> **The tasks**:
A. In the forum thread, rewrite the paragraph beginning "If you are using a canister then" as a short bulleted list that keeps its main facts.
B. Transcribe the records verbatim from their first line to the line with "band-0 bbox=[180, 1277, 345, 1293]", including both of those lines.

> **Page text**:
++++++++++

# going pressurized this weekend!



## Lauren (Mar 18, 2006)

I am picking up a 5lb alluminum tank and a 2 guage regulator on Saturday. I hope I can find a place to get the needle and check valve locally (any suggetsions as to who would have it). I have a ladder diffuser that I will use for the time being.

Any pointers or info that i may need will be appreciated/


----------



## Abe Froman (Mar 27, 2006)

What are you using for filtration and how much surface agitation are you getting?

If you are using a canister then I would really look into making/buying a co2 reactor to go inline with the filter. Watch your fish for signs of stress or low oxygen in the dark period. On my tank without much surface agitation I run a bubbler at night to keep O2 levels from dropping too low. I had an episode where I lost alot of fish to lack of oxygen with the lights off and the survivors were all at the surface gasping for air. Now I just randomly check my tanks with the lights off to look for anyone near the surface.


----------



## Laith (Sep 4, 2004)

This is not really an issue and can be avoided by either using a controller (but that is not cheap) or simply having the CO2 on only during your light period...


----------



## Abe Froman (Mar 27, 2006)

Laith said:


> This is not really an issue and can be avoided by either using a controller (but that is not cheap) or simply having the CO2 on only during your light period...


Can you explain please? I can understand how turning CO2 off at night might help prevent a ph drop, but I don't understand what it has to do with the amount of oxygen in the water.


----------



## Lauren (Mar 18, 2006)

I don't know if this answers your question Abe, but fish breath oxygen and exhale carbon dioxide. You fill the water with co2 without any oxygen being produced (because the plants arn't photosynthensizing), and it's the same effect as putting a plastic bag over your head.

I have a fulval 304, which I've heard you can't use to inject co2 with. i am thinking about going inline, however, I don't know yet. I would like to do something that invlves less stuff in my tank, so which ever does that and still injects co2 well, I'm good with.


----------



## Abe Froman (Mar 27, 2006)

Lauren, I understand about the fish respiration. What I didn't understand was Laith's comment that turning off CO2 at night will help keep the O2 levels up. At night both the fish and plants are using O2 which is why I was just trying to point out that its important to make sure you have some sort of surface agitation (be it filter or airstone) to keep the oxygen levels from dropping. When I started injecting CO2 my plant growth really took off and I had my filter spray bar submerged and pointing down which was ok during the day, but cost me alot of fish at night.

I have my reactor on my filter return so that I dont have to worry about bubbles causing problems in the pump. Haven't used a Fluval 304 though so I don't know if the backpressure from the reactor would cause a problem. I also hate having equipment in the tank and my 60 only has the overflow and spraybar inside it now. 

Sorry if I hijacked your thread.


----------



## turbomkt (Mar 31, 2004)

Lauren,
The check valve isn't a 100% need, IMO. But there's no reason I can see to not use an inexpensive check valve for the time being. Marine Depot has some, including higher level like this one. Expensive, but high quality. And they do have will-call. Maybe someone else can point to another store that has something comparable. Maybe even a beer place, but I'm not sure. Maybe Paintball places?

For an inline reactor, maybe Gomer has a spare DIY he's willing to sell you. I know he made a bunch a while back...

++++++++++

> **Stored rows**:

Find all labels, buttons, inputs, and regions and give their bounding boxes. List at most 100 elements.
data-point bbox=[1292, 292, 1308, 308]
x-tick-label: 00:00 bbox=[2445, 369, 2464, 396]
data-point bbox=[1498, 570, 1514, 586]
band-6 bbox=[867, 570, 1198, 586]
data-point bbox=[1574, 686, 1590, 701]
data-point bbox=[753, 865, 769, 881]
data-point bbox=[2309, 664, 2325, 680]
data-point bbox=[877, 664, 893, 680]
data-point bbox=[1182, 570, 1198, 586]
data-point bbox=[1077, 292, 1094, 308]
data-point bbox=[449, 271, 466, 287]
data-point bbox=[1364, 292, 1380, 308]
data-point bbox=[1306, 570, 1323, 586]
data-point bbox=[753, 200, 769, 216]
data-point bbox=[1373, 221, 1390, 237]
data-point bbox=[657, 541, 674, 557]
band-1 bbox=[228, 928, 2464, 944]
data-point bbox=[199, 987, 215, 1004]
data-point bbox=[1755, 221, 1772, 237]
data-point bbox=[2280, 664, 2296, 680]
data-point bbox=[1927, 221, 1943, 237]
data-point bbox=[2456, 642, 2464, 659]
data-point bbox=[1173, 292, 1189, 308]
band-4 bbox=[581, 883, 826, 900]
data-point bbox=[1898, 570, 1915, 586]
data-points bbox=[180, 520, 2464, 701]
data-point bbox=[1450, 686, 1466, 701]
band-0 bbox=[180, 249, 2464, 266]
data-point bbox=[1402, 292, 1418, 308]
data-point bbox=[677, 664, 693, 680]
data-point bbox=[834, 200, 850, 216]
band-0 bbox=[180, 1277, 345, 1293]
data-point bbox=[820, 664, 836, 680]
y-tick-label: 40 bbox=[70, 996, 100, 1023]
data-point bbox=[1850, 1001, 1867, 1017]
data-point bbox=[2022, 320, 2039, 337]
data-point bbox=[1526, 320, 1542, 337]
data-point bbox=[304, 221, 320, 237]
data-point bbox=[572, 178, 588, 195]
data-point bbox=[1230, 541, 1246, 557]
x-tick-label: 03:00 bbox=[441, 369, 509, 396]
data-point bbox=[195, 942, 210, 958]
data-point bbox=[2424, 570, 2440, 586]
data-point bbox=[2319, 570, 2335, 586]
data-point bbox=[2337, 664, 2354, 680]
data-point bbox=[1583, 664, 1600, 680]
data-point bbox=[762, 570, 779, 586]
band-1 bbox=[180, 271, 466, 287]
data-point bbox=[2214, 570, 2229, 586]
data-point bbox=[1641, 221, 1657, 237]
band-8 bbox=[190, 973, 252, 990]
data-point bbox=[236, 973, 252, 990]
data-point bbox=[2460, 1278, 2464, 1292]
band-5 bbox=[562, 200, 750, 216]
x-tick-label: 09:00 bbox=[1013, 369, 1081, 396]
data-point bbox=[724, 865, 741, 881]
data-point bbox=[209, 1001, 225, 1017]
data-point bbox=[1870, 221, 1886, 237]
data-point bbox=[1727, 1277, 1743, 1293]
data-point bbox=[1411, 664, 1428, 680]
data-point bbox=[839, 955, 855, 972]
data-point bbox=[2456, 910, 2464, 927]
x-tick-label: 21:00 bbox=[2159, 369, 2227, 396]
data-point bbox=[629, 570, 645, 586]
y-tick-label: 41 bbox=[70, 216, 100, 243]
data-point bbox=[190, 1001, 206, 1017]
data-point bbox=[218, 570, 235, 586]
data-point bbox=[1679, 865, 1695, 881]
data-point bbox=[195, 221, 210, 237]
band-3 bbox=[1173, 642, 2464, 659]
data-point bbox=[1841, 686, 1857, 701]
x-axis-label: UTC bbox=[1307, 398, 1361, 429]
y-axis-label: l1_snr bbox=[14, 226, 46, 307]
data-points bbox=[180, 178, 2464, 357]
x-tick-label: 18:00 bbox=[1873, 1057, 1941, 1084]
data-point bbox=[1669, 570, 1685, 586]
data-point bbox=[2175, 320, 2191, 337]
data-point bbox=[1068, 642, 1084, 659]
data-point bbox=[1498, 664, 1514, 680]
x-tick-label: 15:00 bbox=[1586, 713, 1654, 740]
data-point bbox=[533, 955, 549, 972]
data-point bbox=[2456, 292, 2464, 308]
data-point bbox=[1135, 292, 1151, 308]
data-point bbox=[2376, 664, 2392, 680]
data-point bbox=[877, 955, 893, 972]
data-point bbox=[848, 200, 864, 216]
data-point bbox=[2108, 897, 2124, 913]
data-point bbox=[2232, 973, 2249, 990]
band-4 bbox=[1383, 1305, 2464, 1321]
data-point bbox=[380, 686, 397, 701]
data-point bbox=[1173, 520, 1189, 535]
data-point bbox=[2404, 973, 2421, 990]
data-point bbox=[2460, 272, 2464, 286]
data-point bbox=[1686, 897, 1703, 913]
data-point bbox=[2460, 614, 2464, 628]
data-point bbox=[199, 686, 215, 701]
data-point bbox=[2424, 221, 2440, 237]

++++++++++

> **Solved problems**:
A.
- With a canister filter, consider making or buying a CO2 reactor to run inline with the filter.
- Watch the fish for signs of stress or low oxygen during the dark period.
- On a tank without much surface agitation, I run a bubbler at night to keep O2 levels from dropping too low.
- I once lost a lot of fish to lack of oxygen with the lights off, and the survivors were all gasping for air at the surface.
- I now randomly check my tanks with the lights off for fish near the surface.

B.
Find all labels, buttons, inputs, and regions and give their bounding boxes. List at most 100 elements.
data-point bbox=[1292, 292, 1308, 308]
x-tick-label: 00:00 bbox=[2445, 369, 2464, 396]
data-point bbox=[1498, 570, 1514, 586]
band-6 bbox=[867, 570, 1198, 586]
data-point bbox=[1574, 686, 1590, 701]
data-point bbox=[753, 865, 769, 881]
data-point bbox=[2309, 664, 2325, 680]
data-point bbox=[877, 664, 893, 680]
data-point bbox=[1182, 570, 1198, 586]
data-point bbox=[1077, 292, 1094, 308]
data-point bbox=[449, 271, 466, 287]
data-point bbox=[1364, 292, 1380, 308]
data-point bbox=[1306, 570, 1323, 586]
data-point bbox=[753, 200, 769, 216]
data-point bbox=[1373, 221, 1390, 237]
data-point bbox=[657, 541, 674, 557]
band-1 bbox=[228, 928, 2464, 944]
data-point bbox=[199, 987, 215, 1004]
data-point bbox=[1755, 221, 1772, 237]
data-point bbox=[2280, 664, 2296, 680]
data-point bbox=[1927, 221, 1943, 237]
data-point bbox=[2456, 642, 2464, 659]
data-point bbox=[1173, 292, 1189, 308]
band-4 bbox=[581, 883, 826, 900]
data-point bbox=[1898, 570, 1915, 586]
data-points bbox=[180, 520, 2464, 701]
data-point bbox=[1450, 686, 1466, 701]
band-0 bbox=[180, 249, 2464, 266]
data-point bbox=[1402, 292, 1418, 308]
data-point bbox=[677, 664, 693, 680]
data-point bbox=[834, 200, 850, 216]
band-0 bbox=[180, 1277, 345, 1293]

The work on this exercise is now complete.